# Data supplied
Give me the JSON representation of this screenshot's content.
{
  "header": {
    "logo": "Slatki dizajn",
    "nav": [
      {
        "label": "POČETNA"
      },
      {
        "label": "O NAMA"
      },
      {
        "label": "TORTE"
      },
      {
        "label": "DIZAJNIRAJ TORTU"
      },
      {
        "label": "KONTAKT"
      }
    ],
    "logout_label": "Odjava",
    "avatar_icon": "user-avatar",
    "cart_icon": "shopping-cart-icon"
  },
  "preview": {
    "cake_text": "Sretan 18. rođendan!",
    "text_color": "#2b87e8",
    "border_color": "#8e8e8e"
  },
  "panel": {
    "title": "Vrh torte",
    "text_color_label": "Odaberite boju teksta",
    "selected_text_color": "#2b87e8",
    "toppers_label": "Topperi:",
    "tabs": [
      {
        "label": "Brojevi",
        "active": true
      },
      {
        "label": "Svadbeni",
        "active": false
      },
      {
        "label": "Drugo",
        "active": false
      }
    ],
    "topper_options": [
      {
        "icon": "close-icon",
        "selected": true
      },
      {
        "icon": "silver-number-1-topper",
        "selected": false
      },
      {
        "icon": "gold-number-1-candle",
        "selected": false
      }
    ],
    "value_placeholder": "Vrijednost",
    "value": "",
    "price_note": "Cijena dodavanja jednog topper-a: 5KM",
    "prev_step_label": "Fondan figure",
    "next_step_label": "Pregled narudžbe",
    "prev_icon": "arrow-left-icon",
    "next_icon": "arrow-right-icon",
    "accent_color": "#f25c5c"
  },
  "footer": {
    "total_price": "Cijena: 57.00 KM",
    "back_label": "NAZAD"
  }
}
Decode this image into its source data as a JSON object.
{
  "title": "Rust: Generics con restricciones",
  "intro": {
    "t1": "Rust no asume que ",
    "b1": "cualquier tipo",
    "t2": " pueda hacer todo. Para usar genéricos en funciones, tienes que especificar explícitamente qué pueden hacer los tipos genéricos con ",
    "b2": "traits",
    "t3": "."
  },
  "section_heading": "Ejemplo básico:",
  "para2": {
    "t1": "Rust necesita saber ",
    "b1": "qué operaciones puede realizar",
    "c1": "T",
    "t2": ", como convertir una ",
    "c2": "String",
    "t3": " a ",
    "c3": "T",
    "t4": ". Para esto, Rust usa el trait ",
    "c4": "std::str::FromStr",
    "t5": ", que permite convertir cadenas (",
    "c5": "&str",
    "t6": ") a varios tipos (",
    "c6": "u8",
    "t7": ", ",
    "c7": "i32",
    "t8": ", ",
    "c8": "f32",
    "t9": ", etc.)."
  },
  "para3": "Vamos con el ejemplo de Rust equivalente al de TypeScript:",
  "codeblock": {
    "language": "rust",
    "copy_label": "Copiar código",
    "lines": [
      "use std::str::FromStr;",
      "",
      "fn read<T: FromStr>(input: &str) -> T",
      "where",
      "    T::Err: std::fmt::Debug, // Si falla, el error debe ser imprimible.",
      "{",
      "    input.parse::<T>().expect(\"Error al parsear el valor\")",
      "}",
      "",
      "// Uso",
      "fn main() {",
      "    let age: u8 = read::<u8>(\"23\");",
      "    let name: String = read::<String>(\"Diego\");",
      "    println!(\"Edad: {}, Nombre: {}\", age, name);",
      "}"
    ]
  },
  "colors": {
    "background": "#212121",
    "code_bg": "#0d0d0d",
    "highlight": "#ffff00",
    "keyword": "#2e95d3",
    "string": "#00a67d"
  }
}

# Requirement
Word for word, quote the lines from the line containing "Decode this image" through the end of the material, both included, and nothing else.

# Solution to this exercise
Decode this image into its source data as a JSON object.
{
  "title": "Rust: Generics con restricciones",
  "intro": {
    "t1": "Rust no asume que ",
    "b1": "cualquier tipo",
    "t2": " pueda hacer todo. Para usar genéricos en funciones, tienes que especificar explícitamente qué pueden hacer los tipos genéricos con ",
    "b2": "traits",
    "t3": "."
  },
  "section_heading": "Ejemplo básico:",
  "para2": {
    "t1": "Rust necesita saber ",
    "b1": "qué operaciones puede realizar",
    "c1": "T",
    "t2": ", como convertir una ",
    "c2": "String",
    "t3": " a ",
    "c3": "T",
    "t4": ". Para esto, Rust usa el trait ",
    "c4": "std::str::FromStr",
    "t5": ", que permite convertir cadenas (",
    "c5": "&str",
    "t6": ") a varios tipos (",
    "c6": "u8",
    "t7": ", ",
    "c7": "i32",
    "t8": ", ",
    "c8": "f32",
    "t9": ", etc.)."
  },
  "para3": "Vamos con el ejemplo de Rust equivalente al de TypeScript:",
  "codeblock": {
    "language": "rust",
    "copy_label": "Copiar código",
    "lines": [
      "use std::str::FromStr;",
      "",
      "fn read<T: FromStr>(input: &str) -> T",
      "where",
      "    T::Err: std::fmt::Debug, // Si falla, el error debe ser imprimible.",
      "{",
      "    input.parse::<T>().expect(\"Error al parsear el valor\")",
      "}",
      "",
      "// Uso",
      "fn main() {",
      "    let age: u8 = read::<u8>(\"23\");",
      "    let name: String = read::<String>(\"Diego\");",
      "    println!(\"Edad: {}, Nombre: {}\", age, name);",
      "}"
    ]
  },
  "colors": {
    "background": "#212121",
    "code_bg": "#0d0d0d",
    "highlight": "#ffff00",
    "keyword": "#2e95d3",
    "string": "#00a67d"
  }
}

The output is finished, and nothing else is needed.